TEXT BLOCK »
We’re rolling up on the day when many of us will change our social media profile pictures or profile frames to bear the pink and blue ribbon. We might update our status to talk about our loss and the hope we cling to that our unborn child is with Jesus. Or that the infant we held ever so briefly in our arms is now in the arms of our Savior.

These, and every variation, make the rounds each October 15 on National Pregnancy and Infant Loss Remembrance Day. Often our expression of grief gets muddled in a public forum like social media where our audience is not necessarily of the same faith. Sometimes words of the world creep in instead of words of the Gospel. Sometimes we water down our faith and grief for fear of being thought “stupid” for deeply mourning the loss of a six-week-old child in the womb. If you stand in the belief that life begins at conception, the life lost after six weeks in utero is a life to be mourned.

EXERCISE SET »
A. Translate this sentence from the text on pregnancy and infant loss remembrance into Spanish: "Sometimes words of the world creep in instead of words of the Gospel."
B. Please rewrite the part of the text on pregnancy and infant loss remembrance between "We’re rolling up" and "of our Savior.", inclusive, with "status" changed to "post".
C. Carry the text on pregnancy and infant loss remembrance forward from its final sentence.

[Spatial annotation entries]
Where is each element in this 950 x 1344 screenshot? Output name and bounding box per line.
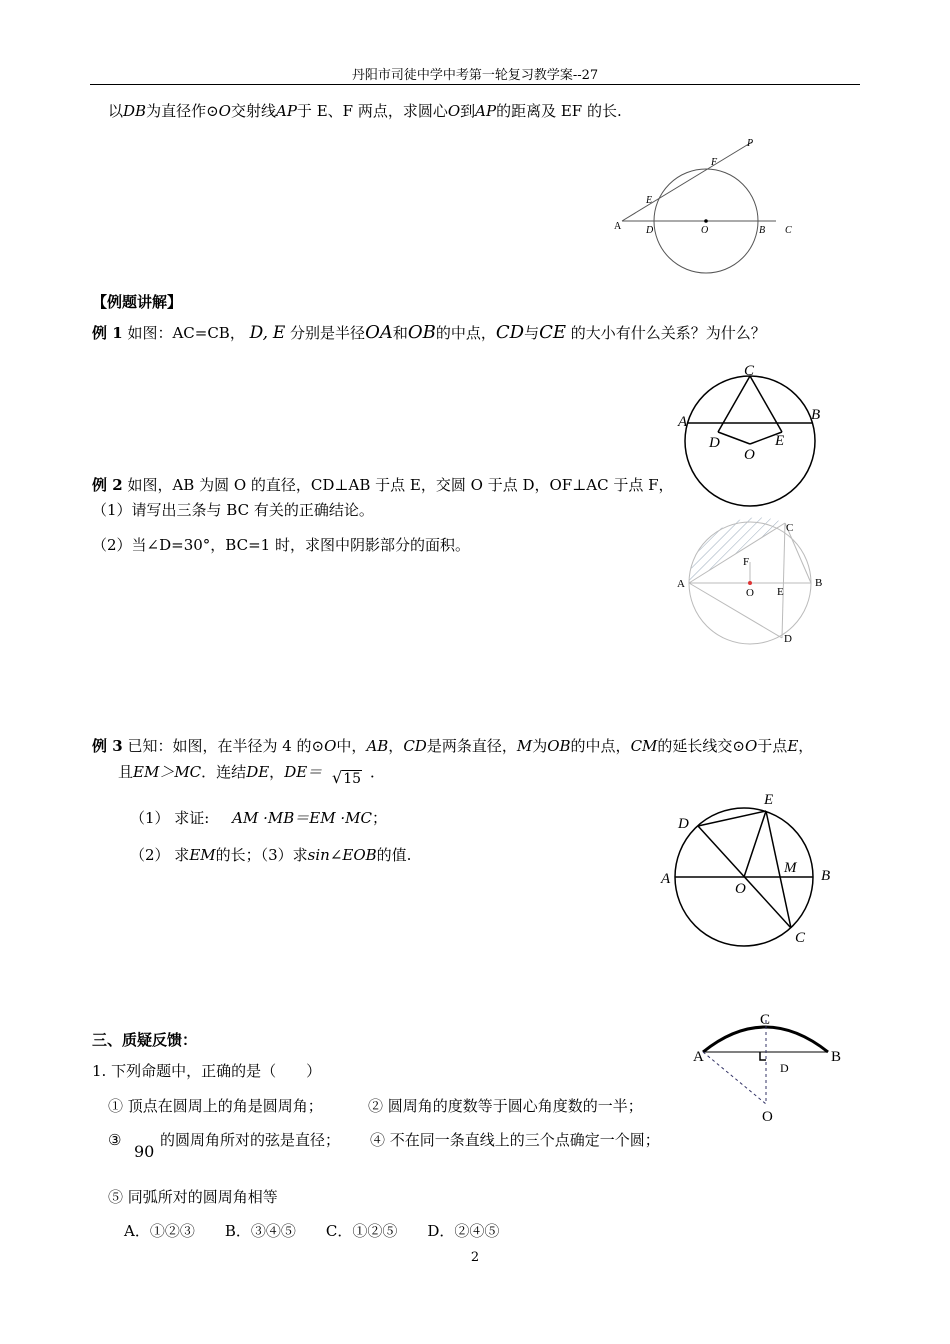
- section-feedback-heading: 三、质疑反馈：: [92, 1031, 198, 1049]
- header-rule: [90, 84, 860, 85]
- question-1-option-3-marker: ③: [108, 1131, 122, 1149]
- fig5-label-c: C: [760, 1012, 771, 1028]
- fig4-label-m: M: [784, 860, 797, 876]
- example-3-question-2: （2） 求EM的长；（3）求sin∠EOB的值.: [130, 846, 412, 864]
- fig3-label-f: F: [743, 556, 750, 568]
- fig2-label-d: D: [709, 435, 720, 451]
- question-1-option-3-number: 90: [134, 1142, 155, 1161]
- question-1-option-1: ① 顶点在圆周上的角是圆周角；: [108, 1097, 323, 1115]
- fig3-label-b: B: [815, 577, 823, 589]
- page-header: 丹阳市司徒中学中考第一轮复习教学案--27: [351, 68, 599, 83]
- fig1-label-b: B: [759, 225, 766, 236]
- page-number: 2: [470, 1250, 480, 1265]
- question-1-choices: A．①②③ B．③④⑤ C．①②⑤ D．②④⑤: [124, 1222, 500, 1240]
- fig1-label-d: D: [646, 225, 654, 236]
- example-3-line-2: 且EM＞MC．连结DE，DE＝: [118, 763, 323, 781]
- fig2-label-o: O: [744, 447, 755, 463]
- fig5-label-d: D: [780, 1061, 789, 1075]
- figure-arc-chord: [688, 1008, 850, 1128]
- fig3-label-e: E: [777, 586, 784, 598]
- fig3-label-o: O: [746, 587, 754, 599]
- question-1-option-2: ② 圆周角的度数等于圆心角度数的一半；: [368, 1097, 643, 1115]
- fig1-label-o: O: [701, 225, 709, 236]
- question-1-option-4: ④ 不在同一条直线上的三个点确定一个圆；: [370, 1131, 660, 1149]
- example-2-question-2: （2）当∠D=30°，BC=1 时，求图中阴影部分的面积。: [92, 536, 470, 554]
- intro-problem: 以DB为直径作⊙O交射线AP于 E、F 两点，求圆心O到AP的距离及 EF 的长.: [108, 102, 622, 120]
- fig4-label-e: E: [764, 792, 774, 808]
- question-1-option-3: 的圆周角所对的弦是直径；: [160, 1131, 341, 1149]
- figure-circle-arc-midpoints: [670, 355, 840, 515]
- fig2-label-c: C: [744, 363, 755, 379]
- fig4-label-a: A: [661, 871, 671, 887]
- sqrt-15: √15: [332, 768, 362, 787]
- example-2-stem: 例 2 如图，AB 为圆 O 的直径，CD⊥AB 于点 E，交圆 O 于点 D，OF⊥AC 于点 F，: [92, 476, 674, 494]
- example-1: 例 1 如图：AC=CB， D, E 分别是半径OA和OB的中点，CD与CE 的大小有什么关系？为什么？: [92, 322, 766, 343]
- example-2-question-1: （1）请写出三条与 BC 有关的正确结论。: [92, 501, 374, 519]
- fig1-label-p: P: [747, 138, 754, 149]
- fig1-label-f: F: [711, 157, 718, 168]
- fig5-label-b: B: [831, 1049, 842, 1065]
- fig1-label-a: A: [614, 221, 622, 232]
- fig5-label-a: A: [693, 1049, 704, 1065]
- example-3-stem: 例 3 已知：如图，在半径为 4 的⊙O中，AB，CD是两条直径，M为OB的中点，CM的延长线交⊙O于点E，: [92, 737, 814, 755]
- figure-circle-shaded: [670, 510, 840, 660]
- fig5-label-o: O: [762, 1109, 773, 1125]
- fig2-label-e: E: [775, 433, 785, 449]
- example-3-line-2-end: ．: [370, 763, 386, 781]
- example-3-question-1: （1） 求证: AM ·MB＝EM ·MC；: [130, 809, 387, 827]
- fig2-label-b: B: [811, 407, 821, 423]
- fig1-label-c: C: [785, 225, 792, 236]
- figure-circle-diameters: [655, 785, 840, 960]
- fig3-label-c: C: [786, 522, 794, 534]
- fig4-label-d: D: [678, 816, 689, 832]
- fig4-label-o: O: [735, 881, 746, 897]
- fig3-label-d: D: [784, 633, 792, 645]
- fig1-label-e: E: [646, 195, 653, 206]
- fig3-label-a: A: [677, 578, 685, 590]
- question-1-option-5: ⑤ 同弧所对的圆周角相等: [108, 1188, 278, 1206]
- fig4-label-c: C: [795, 930, 806, 946]
- question-1-stem: 1. 下列命题中，正确的是（ ）: [92, 1062, 322, 1080]
- figure-circle-secant: [600, 130, 810, 280]
- section-examples-heading: 【例题讲解】: [92, 293, 183, 311]
- fig4-label-b: B: [821, 868, 831, 884]
- fig2-label-a: A: [678, 414, 688, 430]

TASK-BY-TASK RESULTS »
A. A veces las palabras del mundo se cuelan en lugar de las palabras del Evangelio.

B.
We’re rolling up on the day when many of us will change our social media profile pictures or profile frames to bear the pink and blue ribbon. We might update our post to talk about our loss and the hope we cling to that our unborn child is with Jesus. Or that the infant we held ever so briefly in our arms is now in the arms of our Savior.

C.
For the woman navigating her grief in a nation where anyone, regardless of pro-life or pro-choice views might feel sad with you because they know you’re mourning, according to a recent Gallup survey, 48% would, as a pro-choice supporter, also actively encourage you if you had been considering aborting that same life with some going so far as to cheer you on to “shout” about it. In this contrast, be bold in your mourning and, when you’re ready to express it, your hope. Because, while this dichotomy in American culture is confusing and disheartening as a follower of Christ, imagine how much more so for the pregnant unbeliever who “chooses” to welcome a child but then miscarries.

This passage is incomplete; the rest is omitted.